[Entries from a visual dataset]
*** Begin section ***
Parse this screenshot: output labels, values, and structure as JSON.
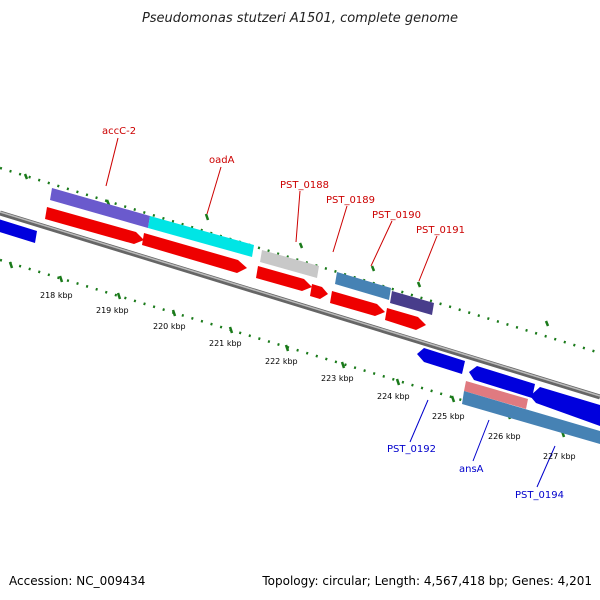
{
  "title": "Pseudomonas stutzeri A1501, complete genome",
  "footer": {
    "accession": "Accession: NC_009434",
    "topology": "Topology: circular; Length: 4,567,418 bp; Genes: 4,201"
  },
  "colors": {
    "backbone": "#888888",
    "tick_green": "#1a7a1a",
    "label_red": "#cc0000",
    "label_blue": "#0000cc"
  },
  "scale": {
    "ticks": [
      "218 kbp",
      "219 kbp",
      "220 kbp",
      "221 kbp",
      "222 kbp",
      "223 kbp",
      "224 kbp",
      "225 kbp",
      "226 kbp",
      "227 kbp"
    ]
  },
  "genes": {
    "upper_labels": [
      "accC-2",
      "oadA",
      "PST_0188",
      "PST_0189",
      "PST_0190",
      "PST_0191"
    ],
    "lower_labels": [
      "PST_0192",
      "ansA",
      "PST_0194"
    ]
  }
}
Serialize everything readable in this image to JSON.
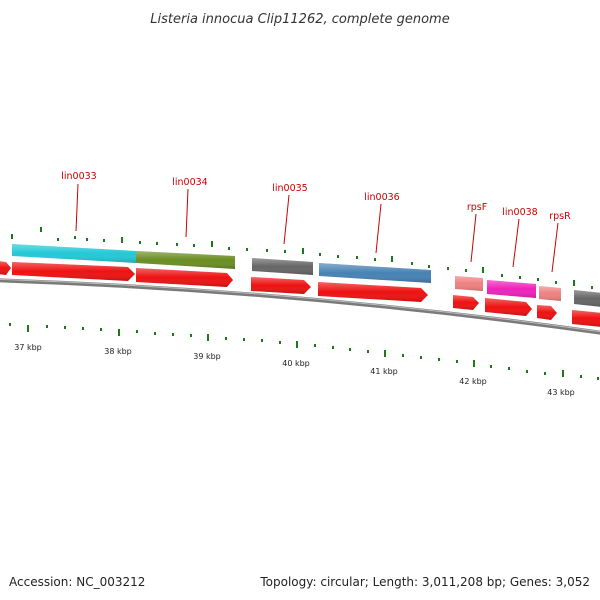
{
  "header": {
    "title": "Listeria innocua Clip11262, complete genome"
  },
  "footer": {
    "accession": "Accession: NC_003212",
    "summary": "Topology: circular; Length: 3,011,208 bp; Genes: 3,052"
  },
  "colors": {
    "backbone": "#7a7a7a",
    "cds": "#ee1111",
    "tick": "#1a7a1a",
    "label": "#cc0000"
  },
  "genes": [
    {
      "label": "",
      "color": "#ee1111",
      "kind": "stub"
    },
    {
      "label": "lin0033",
      "color": "#22c9d6"
    },
    {
      "label": "lin0034",
      "color": "#6b8e23"
    },
    {
      "label": "lin0035",
      "color": "#666666"
    },
    {
      "label": "lin0036",
      "color": "#4682b4"
    },
    {
      "label": "rpsF",
      "color": "#f08080"
    },
    {
      "label": "lin0038",
      "color": "#ee22bb"
    },
    {
      "label": "rpsR",
      "color": "#f08080"
    },
    {
      "label": "",
      "color": "#666666",
      "kind": "edge"
    }
  ],
  "scale": {
    "kbp_labels": [
      "37 kbp",
      "38 kbp",
      "39 kbp",
      "40 kbp",
      "41 kbp",
      "42 kbp",
      "43 kbp"
    ]
  }
}
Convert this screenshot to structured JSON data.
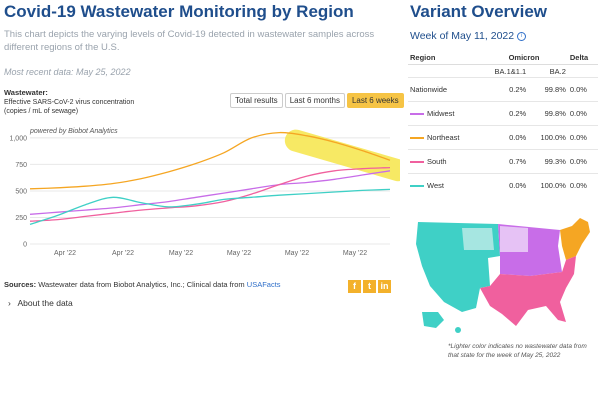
*** End section ***
» **EXERCISE BRIEF**:
Transcribe each entry exactly; images stay out.

» **RESPONSE FOR THIS EXERCISE**:
Parse this screenshot: output labels, values, and structure as JSON.
{
  "title": "Pseudomonas stutzeri A1501, complete genome",
  "footer": {
    "accession": "Accession: NC_009434",
    "topology": "Topology: circular; Length: 4,567,418 bp; Genes: 4,201"
  },
  "colors": {
    "backbone": "#888888",
    "tick_green": "#1a7a1a",
    "label_red": "#cc0000",
    "label_blue": "#0000cc"
  },
  "scale": {
    "ticks": [
      "218 kbp",
      "219 kbp",
      "220 kbp",
      "221 kbp",
      "222 kbp",
      "223 kbp",
      "224 kbp",
      "225 kbp",
      "226 kbp",
      "227 kbp"
    ]
  },
  "genes": {
    "upper_labels": [
      "accC-2",
      "oadA",
      "PST_0188",
      "PST_0189",
      "PST_0190",
      "PST_0191"
    ],
    "lower_labels": [
      "PST_0192",
      "ansA",
      "PST_0194"
    ]
  }
}
Serialize everything readable in this image to JSON.
{
  "header": {
    "title": "Listeria innocua Clip11262, complete genome"
  },
  "footer": {
    "accession": "Accession: NC_003212",
    "summary": "Topology: circular; Length: 3,011,208 bp; Genes: 3,052"
  },
  "colors": {
    "backbone": "#7a7a7a",
    "cds": "#ee1111",
    "tick": "#1a7a1a",
    "label": "#cc0000"
  },
  "genes": [
    {
      "label": "",
      "color": "#ee1111",
      "kind": "stub"
    },
    {
      "label": "lin0033",
      "color": "#22c9d6"
    },
    {
      "label": "lin0034",
      "color": "#6b8e23"
    },
    {
      "label": "lin0035",
      "color": "#666666"
    },
    {
      "label": "lin0036",
      "color": "#4682b4"
    },
    {
      "label": "rpsF",
      "color": "#f08080"
    },
    {
      "label": "lin0038",
      "color": "#ee22bb"
    },
    {
      "label": "rpsR",
      "color": "#f08080"
    },
    {
      "label": "",
      "color": "#666666",
      "kind": "edge"
    }
  ],
  "scale": {
    "kbp_labels": [
      "37 kbp",
      "38 kbp",
      "39 kbp",
      "40 kbp",
      "41 kbp",
      "42 kbp",
      "43 kbp"
    ]
  }
}
Convert this screenshot to structured JSON data.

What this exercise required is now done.